What the exercise asks » Locate the string "JSON" throughout the material and copy every line in which it occurs.

(Dataset items)
╔══

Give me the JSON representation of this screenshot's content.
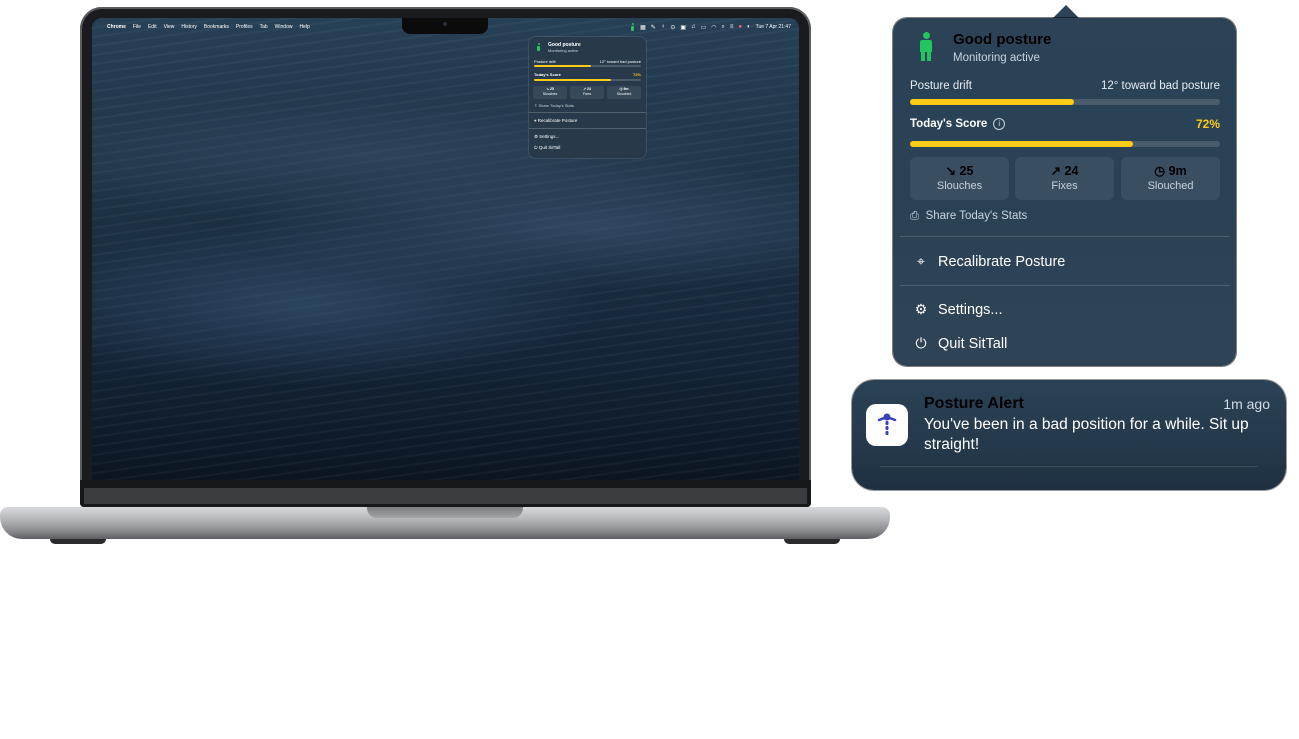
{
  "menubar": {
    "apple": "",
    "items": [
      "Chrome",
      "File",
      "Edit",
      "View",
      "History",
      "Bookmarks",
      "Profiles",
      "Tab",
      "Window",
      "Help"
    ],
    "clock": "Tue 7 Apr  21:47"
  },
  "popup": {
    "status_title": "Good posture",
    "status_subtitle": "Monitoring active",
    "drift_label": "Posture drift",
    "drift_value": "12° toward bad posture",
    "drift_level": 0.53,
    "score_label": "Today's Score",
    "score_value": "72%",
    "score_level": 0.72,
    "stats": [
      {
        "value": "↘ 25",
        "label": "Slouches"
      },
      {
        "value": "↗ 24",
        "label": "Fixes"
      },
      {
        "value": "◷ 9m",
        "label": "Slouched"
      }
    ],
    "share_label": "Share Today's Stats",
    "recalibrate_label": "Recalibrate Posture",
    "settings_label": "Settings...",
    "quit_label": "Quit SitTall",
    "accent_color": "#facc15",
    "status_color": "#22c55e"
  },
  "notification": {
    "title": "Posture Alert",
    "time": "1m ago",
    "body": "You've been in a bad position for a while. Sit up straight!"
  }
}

╚══
╔══

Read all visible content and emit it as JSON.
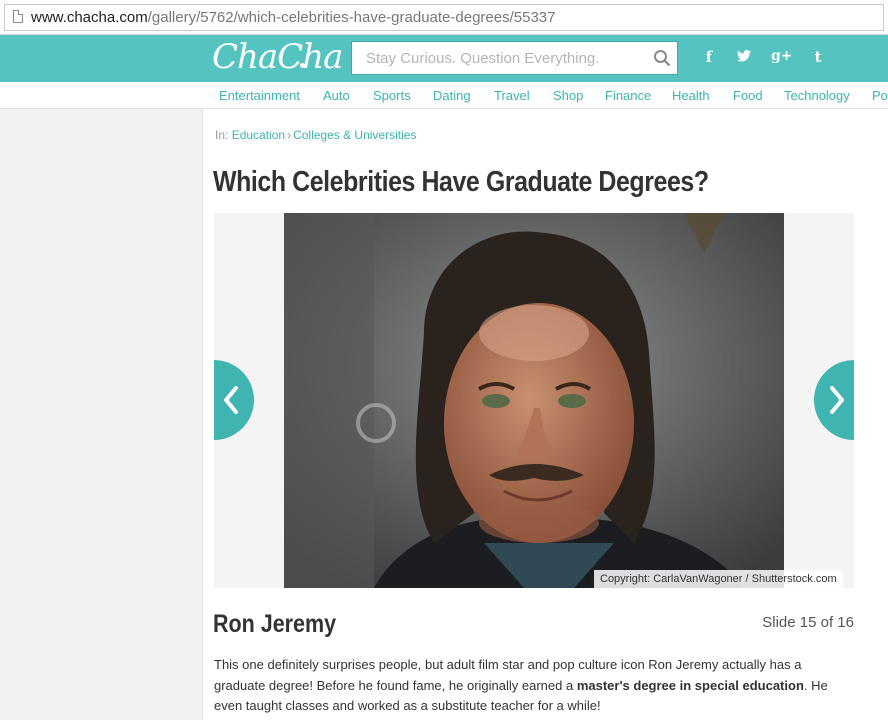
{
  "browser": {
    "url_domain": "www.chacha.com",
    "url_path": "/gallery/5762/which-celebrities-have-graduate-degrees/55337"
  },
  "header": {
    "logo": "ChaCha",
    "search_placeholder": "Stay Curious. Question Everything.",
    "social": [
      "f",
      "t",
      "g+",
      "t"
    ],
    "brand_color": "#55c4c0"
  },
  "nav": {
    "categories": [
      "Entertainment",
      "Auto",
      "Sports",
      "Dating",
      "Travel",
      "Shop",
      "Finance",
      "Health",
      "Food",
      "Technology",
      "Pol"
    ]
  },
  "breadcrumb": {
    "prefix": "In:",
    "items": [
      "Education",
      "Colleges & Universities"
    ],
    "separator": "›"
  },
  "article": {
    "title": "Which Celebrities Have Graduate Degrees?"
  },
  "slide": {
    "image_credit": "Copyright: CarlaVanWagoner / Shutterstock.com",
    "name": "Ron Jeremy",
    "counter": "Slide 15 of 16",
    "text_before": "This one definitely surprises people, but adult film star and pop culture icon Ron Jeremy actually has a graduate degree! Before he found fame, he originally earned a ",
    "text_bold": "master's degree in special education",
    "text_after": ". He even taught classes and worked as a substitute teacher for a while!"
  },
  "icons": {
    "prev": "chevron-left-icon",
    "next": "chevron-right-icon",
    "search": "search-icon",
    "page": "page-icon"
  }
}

╚══

Task output »
Give me the JSON representation of this screenshot's content.
Read all visible content and emit it as JSON.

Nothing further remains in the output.